(Extracted data entries)
START

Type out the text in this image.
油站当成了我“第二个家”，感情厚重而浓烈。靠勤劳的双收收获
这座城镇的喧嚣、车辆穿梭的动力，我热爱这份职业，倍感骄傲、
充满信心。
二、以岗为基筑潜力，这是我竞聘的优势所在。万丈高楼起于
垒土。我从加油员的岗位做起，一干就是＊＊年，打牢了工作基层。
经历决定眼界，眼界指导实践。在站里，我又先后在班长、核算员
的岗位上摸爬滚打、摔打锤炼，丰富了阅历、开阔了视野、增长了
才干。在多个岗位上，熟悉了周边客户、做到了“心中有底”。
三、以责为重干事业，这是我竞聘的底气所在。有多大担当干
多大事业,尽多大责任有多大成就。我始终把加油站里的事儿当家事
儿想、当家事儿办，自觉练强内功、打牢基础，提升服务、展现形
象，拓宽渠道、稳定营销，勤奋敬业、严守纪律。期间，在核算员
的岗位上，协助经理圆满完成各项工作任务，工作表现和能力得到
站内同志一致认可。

END

**WHAT IS REQUIRED**
Write the listing out again, exactly as it reads.

**PROBLEM SOLUTION**
Type out the text in this image.
油站当成了我“第二个家”，感情厚重而浓烈。靠勤劳的双收收获
这座城镇的喧嚣、车辆穿梭的动力，我热爱这份职业，倍感骄傲、
充满信心。
二、以岗为基筑潜力，这是我竞聘的优势所在。万丈高楼起于
垒土。我从加油员的岗位做起，一干就是＊＊年，打牢了工作基层。
经历决定眼界，眼界指导实践。在站里，我又先后在班长、核算员
的岗位上摸爬滚打、摔打锤炼，丰富了阅历、开阔了视野、增长了
才干。在多个岗位上，熟悉了周边客户、做到了“心中有底”。
三、以责为重干事业，这是我竞聘的底气所在。有多大担当干
多大事业,尽多大责任有多大成就。我始终把加油站里的事儿当家事
儿想、当家事儿办，自觉练强内功、打牢基础，提升服务、展现形
象，拓宽渠道、稳定营销，勤奋敬业、严守纪律。期间，在核算员
的岗位上，协助经理圆满完成各项工作任务，工作表现和能力得到
站内同志一致认可。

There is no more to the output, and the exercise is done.